What is asked: Keep only the lines that hold the string "目前板块景气度底部企稳", filtering out the rest of the entries below.

# Data listing start

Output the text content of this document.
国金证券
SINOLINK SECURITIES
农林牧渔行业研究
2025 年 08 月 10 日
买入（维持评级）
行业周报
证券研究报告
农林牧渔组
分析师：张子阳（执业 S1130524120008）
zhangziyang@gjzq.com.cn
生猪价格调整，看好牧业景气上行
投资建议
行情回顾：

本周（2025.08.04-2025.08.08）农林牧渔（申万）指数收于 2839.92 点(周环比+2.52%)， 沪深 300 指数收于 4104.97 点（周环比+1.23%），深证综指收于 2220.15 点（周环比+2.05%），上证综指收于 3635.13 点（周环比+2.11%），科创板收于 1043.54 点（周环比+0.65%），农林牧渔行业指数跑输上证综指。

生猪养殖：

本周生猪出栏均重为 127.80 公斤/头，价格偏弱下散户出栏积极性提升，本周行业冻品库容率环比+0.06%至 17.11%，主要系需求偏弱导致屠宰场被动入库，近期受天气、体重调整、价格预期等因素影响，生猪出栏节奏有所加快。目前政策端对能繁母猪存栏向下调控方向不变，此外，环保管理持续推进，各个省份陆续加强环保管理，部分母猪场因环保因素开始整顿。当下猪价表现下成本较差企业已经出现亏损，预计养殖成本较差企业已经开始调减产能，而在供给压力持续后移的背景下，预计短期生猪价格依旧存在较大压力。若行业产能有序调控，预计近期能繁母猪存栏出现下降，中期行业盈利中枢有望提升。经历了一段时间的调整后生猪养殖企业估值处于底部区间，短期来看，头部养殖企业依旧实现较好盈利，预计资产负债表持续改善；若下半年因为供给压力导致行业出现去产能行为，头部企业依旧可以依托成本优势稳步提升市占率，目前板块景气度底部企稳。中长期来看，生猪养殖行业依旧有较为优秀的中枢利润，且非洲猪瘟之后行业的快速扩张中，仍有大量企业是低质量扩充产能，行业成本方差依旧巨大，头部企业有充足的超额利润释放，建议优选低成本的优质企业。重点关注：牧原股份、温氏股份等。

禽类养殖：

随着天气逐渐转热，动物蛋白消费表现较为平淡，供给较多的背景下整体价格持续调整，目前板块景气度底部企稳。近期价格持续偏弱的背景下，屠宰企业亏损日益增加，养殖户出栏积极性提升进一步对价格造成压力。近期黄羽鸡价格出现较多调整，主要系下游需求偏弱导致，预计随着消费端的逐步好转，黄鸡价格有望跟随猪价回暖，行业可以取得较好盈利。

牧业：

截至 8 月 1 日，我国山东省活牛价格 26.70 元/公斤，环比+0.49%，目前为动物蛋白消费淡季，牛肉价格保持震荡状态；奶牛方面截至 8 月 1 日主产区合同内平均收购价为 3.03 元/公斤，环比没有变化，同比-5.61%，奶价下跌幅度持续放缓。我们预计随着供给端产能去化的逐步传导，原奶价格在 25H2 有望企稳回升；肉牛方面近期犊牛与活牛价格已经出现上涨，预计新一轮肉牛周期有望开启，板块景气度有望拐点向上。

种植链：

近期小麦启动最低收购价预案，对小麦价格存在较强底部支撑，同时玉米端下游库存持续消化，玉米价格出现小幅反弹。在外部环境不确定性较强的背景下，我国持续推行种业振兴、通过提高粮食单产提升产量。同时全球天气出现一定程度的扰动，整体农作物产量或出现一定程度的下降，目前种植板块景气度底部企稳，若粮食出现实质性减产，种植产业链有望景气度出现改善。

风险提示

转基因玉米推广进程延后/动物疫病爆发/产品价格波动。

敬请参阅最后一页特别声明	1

# Data listing end

Reply to the task:
本周生猪出栏均重为 127.80 公斤/头，价格偏弱下散户出栏积极性提升，本周行业冻品库容率环比+0.06%至 17.11%，主要系需求偏弱导致屠宰场被动入库，近期受天气、体重调整、价格预期等因素影响，生猪出栏节奏有所加快。目前政策端对能繁母猪存栏向下调控方向不变，此外，环保管理持续推进，各个省份陆续加强环保管理，部分母猪场因环保因素开始整顿。当下猪价表现下成本较差企业已经出现亏损，预计养殖成本较差企业已经开始调减产能，而在供给压力持续后移的背景下，预计短期生猪价格依旧存在较大压力。若行业产能有序调控，预计近期能繁母猪存栏出现下降，中期行业盈利中枢有望提升。经历了一段时间的调整后生猪养殖企业估值处于底部区间，短期来看，头部养殖企业依旧实现较好盈利，预计资产负债表持续改善；若下半年因为供给压力导致行业出现去产能行为，头部企业依旧可以依托成本优势稳步提升市占率，目前板块景气度底部企稳。中长期来看，生猪养殖行业依旧有较为优秀的中枢利润，且非洲猪瘟之后行业的快速扩张中，仍有大量企业是低质量扩充产能，行业成本方差依旧巨大，头部企业有充足的超额利润释放，建议优选低成本的优质企业。重点关注：牧原股份、温氏股份等。
随着天气逐渐转热，动物蛋白消费表现较为平淡，供给较多的背景下整体价格持续调整，目前板块景气度底部企稳。近期价格持续偏弱的背景下，屠宰企业亏损日益增加，养殖户出栏积极性提升进一步对价格造成压力。近期黄羽鸡价格出现较多调整，主要系下游需求偏弱导致，预计随着消费端的逐步好转，黄鸡价格有望跟随猪价回暖，行业可以取得较好盈利。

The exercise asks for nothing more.